Entries from a dataset:
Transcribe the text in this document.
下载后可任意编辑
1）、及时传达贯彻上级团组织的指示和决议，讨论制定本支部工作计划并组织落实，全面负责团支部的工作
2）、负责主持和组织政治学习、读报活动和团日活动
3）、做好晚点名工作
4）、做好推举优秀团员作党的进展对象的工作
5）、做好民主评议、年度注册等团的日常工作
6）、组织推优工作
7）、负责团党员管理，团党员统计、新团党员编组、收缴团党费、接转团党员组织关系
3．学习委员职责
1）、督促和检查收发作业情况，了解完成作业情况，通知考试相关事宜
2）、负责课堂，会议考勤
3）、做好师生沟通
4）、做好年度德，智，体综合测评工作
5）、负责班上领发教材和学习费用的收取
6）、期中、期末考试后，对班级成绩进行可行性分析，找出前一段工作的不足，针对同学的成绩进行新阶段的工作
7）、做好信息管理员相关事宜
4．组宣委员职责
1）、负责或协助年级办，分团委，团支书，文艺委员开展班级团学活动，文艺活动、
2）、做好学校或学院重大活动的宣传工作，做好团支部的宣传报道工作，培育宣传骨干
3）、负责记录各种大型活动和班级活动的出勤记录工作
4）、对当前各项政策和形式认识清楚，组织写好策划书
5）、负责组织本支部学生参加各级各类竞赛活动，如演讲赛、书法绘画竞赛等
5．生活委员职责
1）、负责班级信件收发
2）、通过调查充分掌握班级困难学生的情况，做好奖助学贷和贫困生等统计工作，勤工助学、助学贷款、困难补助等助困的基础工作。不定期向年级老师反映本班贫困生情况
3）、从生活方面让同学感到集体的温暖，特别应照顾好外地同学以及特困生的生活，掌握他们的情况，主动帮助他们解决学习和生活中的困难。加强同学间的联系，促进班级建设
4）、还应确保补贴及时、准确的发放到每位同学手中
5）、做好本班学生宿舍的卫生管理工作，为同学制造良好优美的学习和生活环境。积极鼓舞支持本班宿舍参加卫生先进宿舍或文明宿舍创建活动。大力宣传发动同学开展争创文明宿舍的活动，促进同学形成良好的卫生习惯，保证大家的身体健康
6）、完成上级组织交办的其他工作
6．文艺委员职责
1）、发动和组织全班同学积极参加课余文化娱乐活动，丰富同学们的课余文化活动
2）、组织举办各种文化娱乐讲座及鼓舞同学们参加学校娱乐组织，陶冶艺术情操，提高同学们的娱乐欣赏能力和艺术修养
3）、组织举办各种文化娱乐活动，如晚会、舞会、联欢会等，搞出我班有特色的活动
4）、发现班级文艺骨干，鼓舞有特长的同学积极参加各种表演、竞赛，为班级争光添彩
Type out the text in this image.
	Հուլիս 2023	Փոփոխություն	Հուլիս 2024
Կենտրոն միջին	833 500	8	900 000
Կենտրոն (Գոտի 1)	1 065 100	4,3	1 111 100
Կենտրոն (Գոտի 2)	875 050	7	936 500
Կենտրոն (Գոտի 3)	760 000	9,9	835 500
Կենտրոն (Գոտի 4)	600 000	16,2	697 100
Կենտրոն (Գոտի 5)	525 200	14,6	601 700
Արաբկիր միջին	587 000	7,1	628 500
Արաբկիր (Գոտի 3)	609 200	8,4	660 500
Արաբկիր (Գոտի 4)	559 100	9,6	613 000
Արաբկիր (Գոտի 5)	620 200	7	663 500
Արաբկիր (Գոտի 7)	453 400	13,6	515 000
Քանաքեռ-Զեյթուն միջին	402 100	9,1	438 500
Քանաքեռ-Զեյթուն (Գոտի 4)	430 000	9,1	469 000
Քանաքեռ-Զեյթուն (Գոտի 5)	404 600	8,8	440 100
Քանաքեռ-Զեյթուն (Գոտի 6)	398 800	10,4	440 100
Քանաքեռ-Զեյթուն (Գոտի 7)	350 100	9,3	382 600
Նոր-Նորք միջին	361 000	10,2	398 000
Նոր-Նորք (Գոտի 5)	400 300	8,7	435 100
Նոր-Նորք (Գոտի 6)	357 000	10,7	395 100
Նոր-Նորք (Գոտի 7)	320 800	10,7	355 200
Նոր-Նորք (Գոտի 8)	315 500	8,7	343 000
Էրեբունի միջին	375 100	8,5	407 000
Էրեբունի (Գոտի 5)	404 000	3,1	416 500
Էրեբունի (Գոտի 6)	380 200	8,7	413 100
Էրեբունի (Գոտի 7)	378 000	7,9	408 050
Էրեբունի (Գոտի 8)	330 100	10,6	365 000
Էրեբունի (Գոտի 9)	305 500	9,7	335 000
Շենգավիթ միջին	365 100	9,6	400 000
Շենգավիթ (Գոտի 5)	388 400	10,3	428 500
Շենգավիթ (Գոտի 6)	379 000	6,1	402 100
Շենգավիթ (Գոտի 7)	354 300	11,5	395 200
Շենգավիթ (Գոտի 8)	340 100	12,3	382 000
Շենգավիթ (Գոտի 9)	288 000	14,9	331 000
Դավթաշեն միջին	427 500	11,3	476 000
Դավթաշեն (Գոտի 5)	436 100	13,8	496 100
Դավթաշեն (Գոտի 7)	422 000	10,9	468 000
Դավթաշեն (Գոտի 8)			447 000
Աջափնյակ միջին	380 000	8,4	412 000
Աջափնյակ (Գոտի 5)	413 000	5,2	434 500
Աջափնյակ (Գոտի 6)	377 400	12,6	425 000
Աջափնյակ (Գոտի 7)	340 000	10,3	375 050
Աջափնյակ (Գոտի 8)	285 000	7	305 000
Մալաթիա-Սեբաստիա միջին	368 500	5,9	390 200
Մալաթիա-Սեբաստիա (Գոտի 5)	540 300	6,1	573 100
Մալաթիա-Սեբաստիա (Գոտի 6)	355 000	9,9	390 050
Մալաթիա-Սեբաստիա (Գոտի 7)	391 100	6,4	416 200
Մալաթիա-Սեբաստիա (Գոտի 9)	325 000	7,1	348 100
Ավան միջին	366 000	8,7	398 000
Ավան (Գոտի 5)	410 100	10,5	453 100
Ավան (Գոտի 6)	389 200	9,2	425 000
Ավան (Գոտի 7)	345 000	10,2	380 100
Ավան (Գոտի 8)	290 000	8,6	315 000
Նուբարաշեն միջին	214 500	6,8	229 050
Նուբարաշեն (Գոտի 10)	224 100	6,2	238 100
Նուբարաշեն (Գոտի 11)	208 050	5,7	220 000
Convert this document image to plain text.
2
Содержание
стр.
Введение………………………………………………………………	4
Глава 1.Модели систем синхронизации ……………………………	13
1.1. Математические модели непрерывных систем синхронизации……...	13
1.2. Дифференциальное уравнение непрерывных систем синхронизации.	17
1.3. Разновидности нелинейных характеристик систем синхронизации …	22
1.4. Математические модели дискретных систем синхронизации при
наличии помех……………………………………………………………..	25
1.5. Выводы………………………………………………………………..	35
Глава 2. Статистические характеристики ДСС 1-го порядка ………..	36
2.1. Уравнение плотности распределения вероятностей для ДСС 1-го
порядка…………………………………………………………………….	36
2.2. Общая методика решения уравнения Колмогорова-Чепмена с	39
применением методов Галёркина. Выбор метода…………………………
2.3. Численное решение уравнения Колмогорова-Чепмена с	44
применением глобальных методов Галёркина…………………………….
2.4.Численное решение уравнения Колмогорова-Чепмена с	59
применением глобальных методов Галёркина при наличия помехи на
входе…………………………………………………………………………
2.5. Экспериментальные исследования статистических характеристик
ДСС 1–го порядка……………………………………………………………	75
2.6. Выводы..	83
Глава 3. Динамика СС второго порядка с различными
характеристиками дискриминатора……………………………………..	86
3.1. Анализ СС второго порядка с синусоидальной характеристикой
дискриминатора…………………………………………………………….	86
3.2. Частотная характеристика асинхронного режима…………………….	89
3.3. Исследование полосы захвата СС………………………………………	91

REQUIREMENTS: Repeat each record exactly. Omit nothing.

EXPECTED ANSWER:
Transcribe the text in this document.
下载后可任意编辑
1）、及时传达贯彻上级团组织的指示和决议，讨论制定本支部工作计划并组织落实，全面负责团支部的工作
2）、负责主持和组织政治学习、读报活动和团日活动
3）、做好晚点名工作
4）、做好推举优秀团员作党的进展对象的工作
5）、做好民主评议、年度注册等团的日常工作
6）、组织推优工作
7）、负责团党员管理，团党员统计、新团党员编组、收缴团党费、接转团党员组织关系
3．学习委员职责
1）、督促和检查收发作业情况，了解完成作业情况，通知考试相关事宜
2）、负责课堂，会议考勤
3）、做好师生沟通
4）、做好年度德，智，体综合测评工作
5）、负责班上领发教材和学习费用的收取
6）、期中、期末考试后，对班级成绩进行可行性分析，找出前一段工作的不足，针对同学的成绩进行新阶段的工作
7）、做好信息管理员相关事宜
4．组宣委员职责
1）、负责或协助年级办，分团委，团支书，文艺委员开展班级团学活动，文艺活动、
2）、做好学校或学院重大活动的宣传工作，做好团支部的宣传报道工作，培育宣传骨干
3）、负责记录各种大型活动和班级活动的出勤记录工作
4）、对当前各项政策和形式认识清楚，组织写好策划书
5）、负责组织本支部学生参加各级各类竞赛活动，如演讲赛、书法绘画竞赛等
5．生活委员职责
1）、负责班级信件收发
2）、通过调查充分掌握班级困难学生的情况，做好奖助学贷和贫困生等统计工作，勤工助学、助学贷款、困难补助等助困的基础工作。不定期向年级老师反映本班贫困生情况
3）、从生活方面让同学感到集体的温暖，特别应照顾好外地同学以及特困生的生活，掌握他们的情况，主动帮助他们解决学习和生活中的困难。加强同学间的联系，促进班级建设
4）、还应确保补贴及时、准确的发放到每位同学手中
5）、做好本班学生宿舍的卫生管理工作，为同学制造良好优美的学习和生活环境。积极鼓舞支持本班宿舍参加卫生先进宿舍或文明宿舍创建活动。大力宣传发动同学开展争创文明宿舍的活动，促进同学形成良好的卫生习惯，保证大家的身体健康
6）、完成上级组织交办的其他工作
6．文艺委员职责
1）、发动和组织全班同学积极参加课余文化娱乐活动，丰富同学们的课余文化活动
2）、组织举办各种文化娱乐讲座及鼓舞同学们参加学校娱乐组织，陶冶艺术情操，提高同学们的娱乐欣赏能力和艺术修养
3）、组织举办各种文化娱乐活动，如晚会、舞会、联欢会等，搞出我班有特色的活动
4）、发现班级文艺骨干，鼓舞有特长的同学积极参加各种表演、竞赛，为班级争光添彩
Type out the text in this image.
	Հուլիս 2023	Փոփոխություն	Հուլիս 2024
Կենտրոն միջին	833 500	8	900 000
Կենտրոն (Գոտի 1)	1 065 100	4,3	1 111 100
Կենտրոն (Գոտի 2)	875 050	7	936 500
Կենտրոն (Գոտի 3)	760 000	9,9	835 500
Կենտրոն (Գոտի 4)	600 000	16,2	697 100
Կենտրոն (Գոտի 5)	525 200	14,6	601 700
Արաբկիր միջին	587 000	7,1	628 500
Արաբկիր (Գոտի 3)	609 200	8,4	660 500
Արաբկիր (Գոտի 4)	559 100	9,6	613 000
Արաբկիր (Գոտի 5)	620 200	7	663 500
Արաբկիր (Գոտի 7)	453 400	13,6	515 000
Քանաքեռ-Զեյթուն միջին	402 100	9,1	438 500
Քանաքեռ-Զեյթուն (Գոտի 4)	430 000	9,1	469 000
Քանաքեռ-Զեյթուն (Գոտի 5)	404 600	8,8	440 100
Քանաքեռ-Զեյթուն (Գոտի 6)	398 800	10,4	440 100
Քանաքեռ-Զեյթուն (Գոտի 7)	350 100	9,3	382 600
Նոր-Նորք միջին	361 000	10,2	398 000
Նոր-Նորք (Գոտի 5)	400 300	8,7	435 100
Նոր-Նորք (Գոտի 6)	357 000	10,7	395 100
Նոր-Նորք (Գոտի 7)	320 800	10,7	355 200
Նոր-Նորք (Գոտի 8)	315 500	8,7	343 000
Էրեբունի միջին	375 100	8,5	407 000
Էրեբունի (Գոտի 5)	404 000	3,1	416 500
Էրեբունի (Գոտի 6)	380 200	8,7	413 100
Էրեբունի (Գոտի 7)	378 000	7,9	408 050
Էրեբունի (Գոտի 8)	330 100	10,6	365 000
Էրեբունի (Գոտի 9)	305 500	9,7	335 000
Շենգավիթ միջին	365 100	9,6	400 000
Շենգավիթ (Գոտի 5)	388 400	10,3	428 500
Շենգավիթ (Գոտի 6)	379 000	6,1	402 100
Շենգավիթ (Գոտի 7)	354 300	11,5	395 200
Շենգավիթ (Գոտի 8)	340 100	12,3	382 000
Շենգավիթ (Գոտի 9)	288 000	14,9	331 000
Դավթաշեն միջին	427 500	11,3	476 000
Դավթաշեն (Գոտի 5)	436 100	13,8	496 100
Դավթաշեն (Գոտի 7)	422 000	10,9	468 000
Դավթաշեն (Գոտի 8)			447 000
Աջափնյակ միջին	380 000	8,4	412 000
Աջափնյակ (Գոտի 5)	413 000	5,2	434 500
Աջափնյակ (Գոտի 6)	377 400	12,6	425 000
Աջափնյակ (Գոտի 7)	340 000	10,3	375 050
Աջափնյակ (Գոտի 8)	285 000	7	305 000
Մալաթիա-Սեբաստիա միջին	368 500	5,9	390 200
Մալաթիա-Սեբաստիա (Գոտի 5)	540 300	6,1	573 100
Մալաթիա-Սեբաստիա (Գոտի 6)	355 000	9,9	390 050
Մալաթիա-Սեբաստիա (Գոտի 7)	391 100	6,4	416 200
Մալաթիա-Սեբաստիա (Գոտի 9)	325 000	7,1	348 100
Ավան միջին	366 000	8,7	398 000
Ավան (Գոտի 5)	410 100	10,5	453 100
Ավան (Գոտի 6)	389 200	9,2	425 000
Ավան (Գոտի 7)	345 000	10,2	380 100
Ավան (Գոտի 8)	290 000	8,6	315 000
Նուբարաշեն միջին	214 500	6,8	229 050
Նուբարաշեն (Գոտի 10)	224 100	6,2	238 100
Նուբարաշեն (Գոտի 11)	208 050	5,7	220 000
Convert this document image to plain text.
2
Содержание
стр.
Введение………………………………………………………………	4
Глава 1.Модели систем синхронизации ……………………………	13
1.1. Математические модели непрерывных систем синхронизации……...	13
1.2. Дифференциальное уравнение непрерывных систем синхронизации.	17
1.3. Разновидности нелинейных характеристик систем синхронизации …	22
1.4. Математические модели дискретных систем синхронизации при
наличии помех……………………………………………………………..	25
1.5. Выводы………………………………………………………………..	35
Глава 2. Статистические характеристики ДСС 1-го порядка ………..	36
2.1. Уравнение плотности распределения вероятностей для ДСС 1-го
порядка…………………………………………………………………….	36
2.2. Общая методика решения уравнения Колмогорова-Чепмена с	39
применением методов Галёркина. Выбор метода…………………………
2.3. Численное решение уравнения Колмогорова-Чепмена с	44
применением глобальных методов Галёркина…………………………….
2.4.Численное решение уравнения Колмогорова-Чепмена с	59
применением глобальных методов Галёркина при наличия помехи на
входе…………………………………………………………………………
2.5. Экспериментальные исследования статистических характеристик
ДСС 1–го порядка……………………………………………………………	75
2.6. Выводы..	83
Глава 3. Динамика СС второго порядка с различными
характеристиками дискриминатора……………………………………..	86
3.1. Анализ СС второго порядка с синусоидальной характеристикой
дискриминатора…………………………………………………………….	86
3.2. Частотная характеристика асинхронного режима…………………….	89
3.3. Исследование полосы захвата СС………………………………………	91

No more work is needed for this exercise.